PASSAGE GIVEN.

★ ★ ★ ★ ★ ★ ★

[Gluster-users] afr-self-heald.c:479:afr_shd_index_sweep

Thu Jun 29 07:38:03 UTC 2017

Hi all,

for the upgrade I followed this procedure:

  * put node in maintenance mode (ensure no client are active)
  * yum versionlock delete glusterfs*
  * service glusterd stop
  * yum update
  * systemctl daemon-reload
  * service glusterd start
  * yum versionlock add glusterfs*
  * gluster volume heal vm-images-repo full
  * gluster volume heal vm-images-repo info

on each server every time I ran 'gluster --version' to confirm the
upgrade, at the end I ran 'gluster volume set all cluster.op-version 30800'.

Today I've tried to manually kill a brick process on a non critical
volume, after that into the log I see:

[2017-06-29 07:03:50.074388] I [MSGID: 100030] [glusterfsd.c:2454:main]
0-/usr/sbin/glusterfsd: Started running /usr/sbin/glusterfsd version
3.8.12 (args: /usr/sbin/glusterfsd -s virtnode-0-1-gluster --volfile-id
iso-images-repo.virtnode-0-1-gluster.data-glusterfs-brick1b-iso-images-repo
-p
/var/lib/glusterd/vols/iso-images-repo/run/virtnode-0-1-gluster-data-glusterfs-brick1b-iso-images-repo.pid
-S /var/run/gluster/c779852c21e2a91eaabbdda3b9127262.socket --brick-name
/data/glusterfs/brick1b/iso-images-repo -l
/var/log/glusterfs/bricks/data-glusterfs-brick1b-iso-images-repo.log
--xlator-option
*-posix.glusterd-uuid=e93ebee7-5d95-4100-a9df-4a3e60134b73 --brick-port
49163 --xlator-option iso-images-repo-server.listen-port=49163)

I've checked after the restart and indeed now the directory
'entry-changes' is created, but why stopping the glusterd service has
not stopped also the brick processes?

Now how can I recover from this issue? Restarting all brick processes is
enough?

Greetings,

    Paolo Margara

Il 28/06/2017 18:41, Pranith Kumar Karampuri ha scritto:
>
>
> On Wed, Jun 28, 2017 at 9:45 PM, Ravishankar N <ravishankar at redhat.com
> <mailto:ravishankar at redhat.com>> wrote:
>
>     On 06/28/2017 06:52 PM, Paolo Margara wrote:
>
>         Hi list,
>
>         yesterday I noted the following lines into the glustershd.log
>         log file:
>
>         [2017-06-28 11:53:05.000890] W [MSGID: 108034]
>         [afr-self-heald.c:479:afr_shd_index_sweep]
>         0-iso-images-repo-replicate-0: unable to get index-dir on
>         iso-images-repo-client-0
>         [2017-06-28 11:53:05.001146] W [MSGID: 108034]
>         [afr-self-heald.c:479:afr_shd_index_sweep]
>         0-vm-images-repo-replicate-0:
>         unable to get index-dir on vm-images-repo-client-0
>         [2017-06-28 11:53:06.001141] W [MSGID: 108034]
>         [afr-self-heald.c:479:afr_shd_index_sweep]
>         0-hosted-engine-replicate-0:
>         unable to get index-dir on hosted-engine-client-0
>         [2017-06-28 11:53:08.001094] W [MSGID: 108034]
>         [afr-self-heald.c:479:afr_shd_index_sweep]
>         0-vm-images-repo-replicate-2:
>         unable to get index-dir on vm-images-repo-client-6
>         [2017-06-28 11:53:08.001170] W [MSGID: 108034]
>         [afr-self-heald.c:479:afr_shd_index_sweep]
>         0-vm-images-repo-replicate-1:
>         unable to get index-dir on vm-images-repo-client-3
>
>         Digging into the mailing list archive I've found another user
>         with a
>         similar issue (the thread was '[Gluster-users] glustershd:
>         unable to get
>         index-dir on myvolume-client-0'), the solution suggested was
>         to verify
>         if the  /<path-to-backend-brick>/.glusterfs/indices directory
>         contains
>         all these sub directories: 'dirty', 'entry-changes' and
>         'xattrop' and if
>         some of them does not exists simply create it with mkdir.

★ ★ ★ ★ ★ ★ ★

STATED GOAL 1. Transcribe the Gluster thread word for word from "[2017-06-29 07:03:50.074388] I" to "49163 --xlator-option iso-images-repo-server.listen-port=49163)".
STATED GOAL 2. Pick up the Gluster thread after its last sentence and continue it.
The lines that follow have no part in this.

GIVEN DATA.
★ ★ ★ ★ ★ ★ ★

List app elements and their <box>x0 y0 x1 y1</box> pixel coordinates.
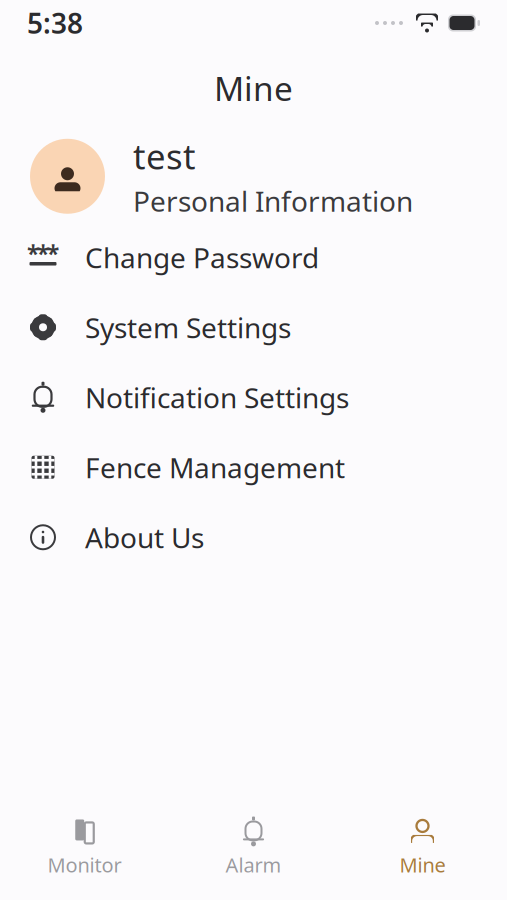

★ ★ ★ ★ ★ ★ ★

EXPECTED ANSWER 1.
[2017-06-29 07:03:50.074388] I [MSGID: 100030] [glusterfsd.c:2454:main]
0-/usr/sbin/glusterfsd: Started running /usr/sbin/glusterfsd version
3.8.12 (args: /usr/sbin/glusterfsd -s virtnode-0-1-gluster --volfile-id
iso-images-repo.virtnode-0-1-gluster.data-glusterfs-brick1b-iso-images-repo
-p
/var/lib/glusterd/vols/iso-images-repo/run/virtnode-0-1-gluster-data-glusterfs-brick1b-iso-images-repo.pid
-S /var/run/gluster/c779852c21e2a91eaabbdda3b9127262.socket --brick-name
/data/glusterfs/brick1b/iso-images-repo -l
/var/log/glusterfs/bricks/data-glusterfs-brick1b-iso-images-repo.log
--xlator-option
*-posix.glusterd-uuid=e93ebee7-5d95-4100-a9df-4a3e60134b73 --brick-port
49163 --xlator-option iso-images-repo-server.listen-port=49163)

EXPECTED ANSWER 2.
>
>         In my case the 'entry-changes' directory is not present on all the
>         bricks and on all the servers:
>
>         /data/glusterfs/brick1a/hosted-engine/.glusterfs/indices/:
>         total 0
>         drw------- 2 root root 55 Jun 28 15:02 dirty
>         drw------- 2 root root 57 Jun 28 15:02 xattrop
>
>         /data/glusterfs/brick1b/iso-images-repo/.glusterfs/indices/:
>         total 0
>         drw------- 2 root root 55 May 29 14:04 dirty
>         drw------- 2 root root 57 May 29 14:04 xattrop
>
>         /data/glusterfs/brick2/vm-images-repo/.glusterfs/indices/:
>         total 0
>         drw------- 2 root root 112 Jun 28 15:02 dirty
>         drw------- 2 root root  66 Jun 28 15:02 xattrop
>
>         /data/glusterfs/brick3/vm-images-repo/.glusterfs/indices/:
>         total 0
>         drw------- 2 root root 64 Jun 28 15:02 dirty
>         drw------- 2 root root 66 Jun 28 15:02 xattrop
>
>         /data/glusterfs/brick4/vm-images-repo/.glusterfs/indices/:
>         total 0
>         drw------- 2 root root 112 Jun 28 15:02 dirty
>         drw------- 2 root root  66 Jun 28 15:02 xattrop
>
>         I've recently upgraded gluster from 3.7.16 to 3.8.12 with the
>         rolling
>         upgrade procedure and I haven't noted this issue prior of the
>         update, on
>         another system upgraded with the same procedure I haven't
>         encountered
>         this problem.
>
>         Currently all VM images appear to be OK but prior to create the
>         'entry-changes' I would like to ask if this is still the correct
>         procedure to fix this issue
>
>
>     Did you restart the bricks after the upgrade? That should have
>     created the entry-changes directory. Can you kill the brick and
>     restart it and see if the dir is created? Double check from the
>     brick logs that you're indeed running 3.12:  "Started running
>     /usr/local/sbin/glusterfsd version 3.8.12" should appear when the
>     brick starts.
>
>
> Please note that if you are going the route of killing and restarting,
> you need to do it in the same way you did rolling upgrade. You need to
> wait for heal to complete before you kill the other nodes. But before
> you do this, it is better you look at the logs or confirm the steps
> you used for doing upgrade.
>  
>
>
>     -Ravi
>
>
>           and if this problem could have affected the
>         heal operations occurred meanwhile.
>
>         Thanks.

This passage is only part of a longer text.